Read the material below and count the lines holding the string "Calarasi". Give that count with nothing added.

Records to process ▸
-=-=-

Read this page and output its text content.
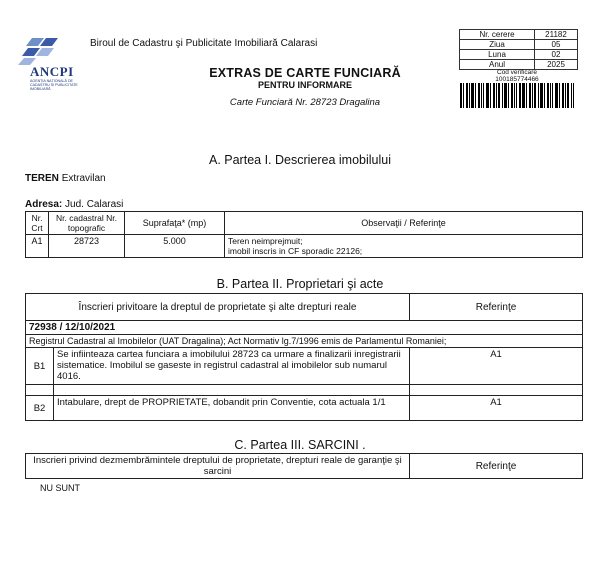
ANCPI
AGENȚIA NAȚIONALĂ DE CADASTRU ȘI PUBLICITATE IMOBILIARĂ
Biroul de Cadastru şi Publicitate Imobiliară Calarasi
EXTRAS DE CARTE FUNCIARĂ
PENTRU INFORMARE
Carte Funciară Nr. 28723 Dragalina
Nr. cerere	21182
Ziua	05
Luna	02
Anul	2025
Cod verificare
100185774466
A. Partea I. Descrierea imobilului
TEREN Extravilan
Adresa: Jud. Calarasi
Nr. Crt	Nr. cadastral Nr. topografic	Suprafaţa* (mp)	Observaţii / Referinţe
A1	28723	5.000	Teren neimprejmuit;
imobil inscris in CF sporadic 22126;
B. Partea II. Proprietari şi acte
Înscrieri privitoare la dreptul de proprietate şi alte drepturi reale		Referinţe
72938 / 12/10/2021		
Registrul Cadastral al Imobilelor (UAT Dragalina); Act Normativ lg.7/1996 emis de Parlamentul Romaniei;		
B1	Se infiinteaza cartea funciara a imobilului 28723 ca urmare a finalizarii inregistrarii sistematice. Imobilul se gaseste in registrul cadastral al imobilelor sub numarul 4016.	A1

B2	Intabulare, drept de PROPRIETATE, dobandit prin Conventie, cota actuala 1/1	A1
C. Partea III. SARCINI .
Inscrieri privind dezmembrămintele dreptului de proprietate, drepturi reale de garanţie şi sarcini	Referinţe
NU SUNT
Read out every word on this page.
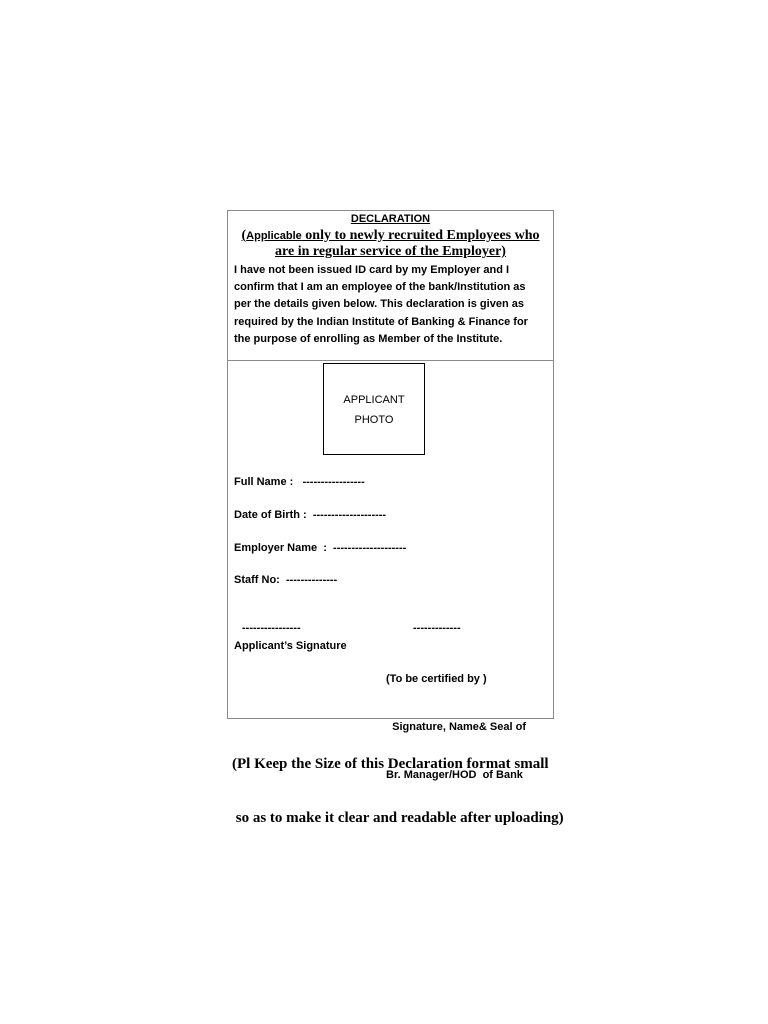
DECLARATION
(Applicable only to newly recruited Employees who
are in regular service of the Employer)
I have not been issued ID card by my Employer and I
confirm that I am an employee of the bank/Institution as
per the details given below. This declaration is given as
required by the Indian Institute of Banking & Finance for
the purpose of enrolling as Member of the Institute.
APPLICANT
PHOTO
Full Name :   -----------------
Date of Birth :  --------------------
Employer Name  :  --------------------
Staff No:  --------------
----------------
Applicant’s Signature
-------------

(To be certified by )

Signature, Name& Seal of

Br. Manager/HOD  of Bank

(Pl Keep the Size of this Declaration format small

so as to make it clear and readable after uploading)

-=-=-

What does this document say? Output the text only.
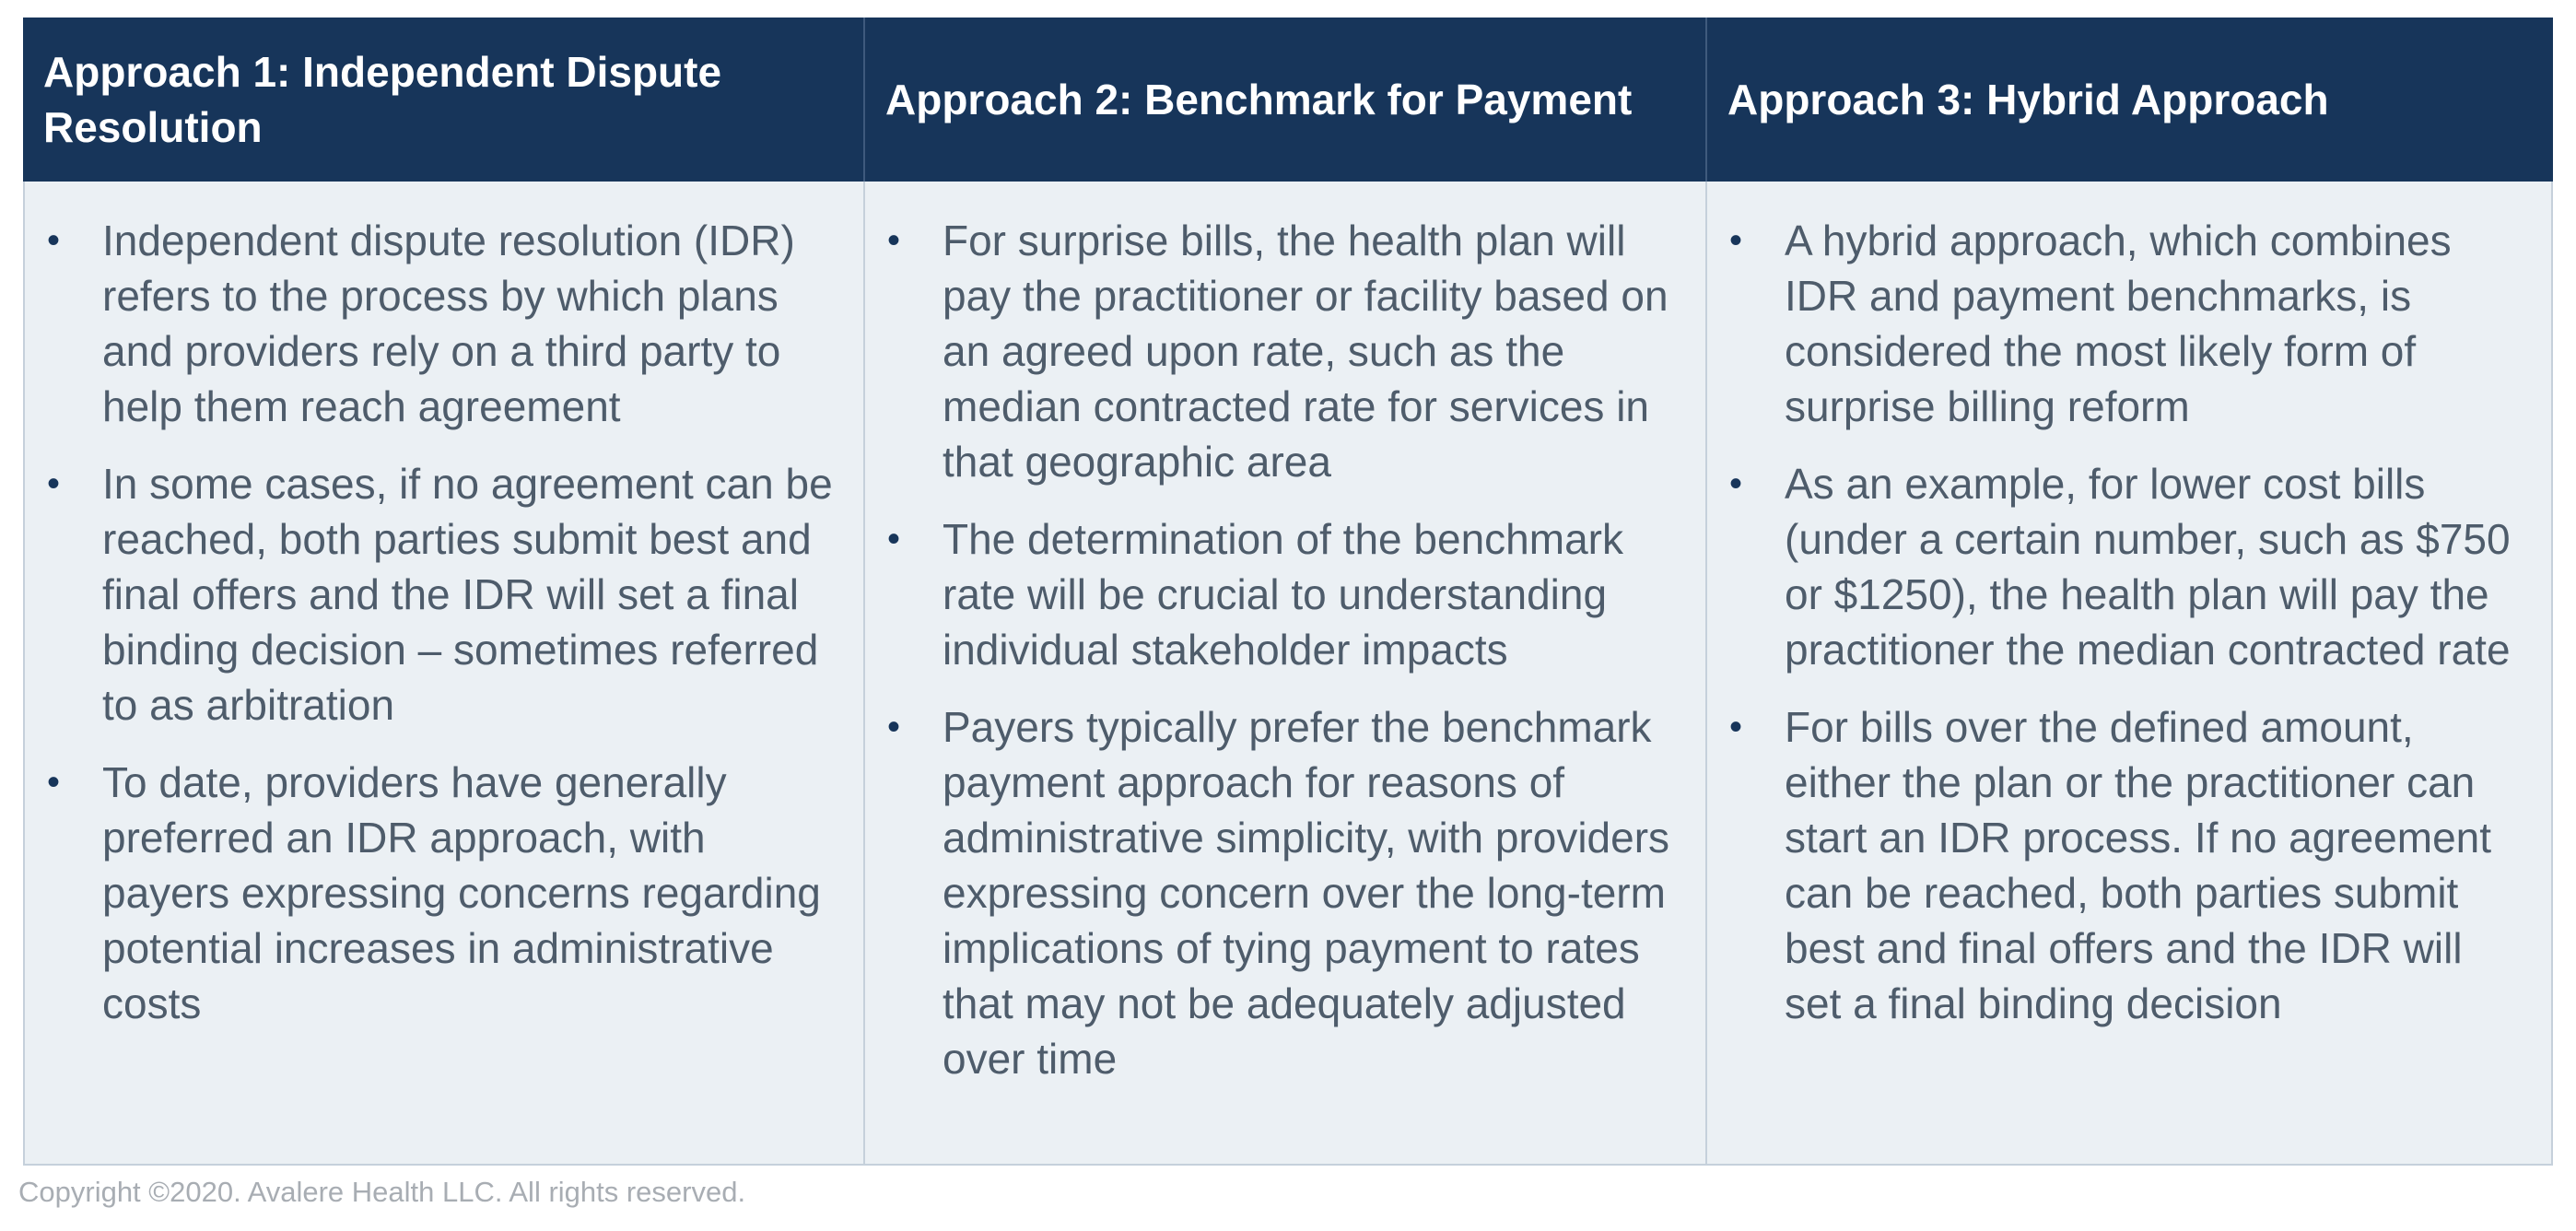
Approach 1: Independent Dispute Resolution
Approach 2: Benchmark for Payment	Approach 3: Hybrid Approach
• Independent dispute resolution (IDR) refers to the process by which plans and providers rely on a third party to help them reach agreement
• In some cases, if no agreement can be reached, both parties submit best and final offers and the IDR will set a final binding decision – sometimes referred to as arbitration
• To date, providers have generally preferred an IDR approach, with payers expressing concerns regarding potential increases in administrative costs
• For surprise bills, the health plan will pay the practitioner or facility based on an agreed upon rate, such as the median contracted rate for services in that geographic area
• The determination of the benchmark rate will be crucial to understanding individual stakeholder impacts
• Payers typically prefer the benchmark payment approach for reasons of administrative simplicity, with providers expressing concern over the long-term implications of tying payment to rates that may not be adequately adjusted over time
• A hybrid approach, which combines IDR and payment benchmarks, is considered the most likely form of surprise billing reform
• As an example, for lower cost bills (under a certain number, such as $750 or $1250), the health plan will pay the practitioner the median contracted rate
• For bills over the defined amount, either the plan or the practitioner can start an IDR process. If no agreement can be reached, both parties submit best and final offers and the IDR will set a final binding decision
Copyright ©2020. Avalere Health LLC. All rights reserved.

-=-=-

Output ▸
2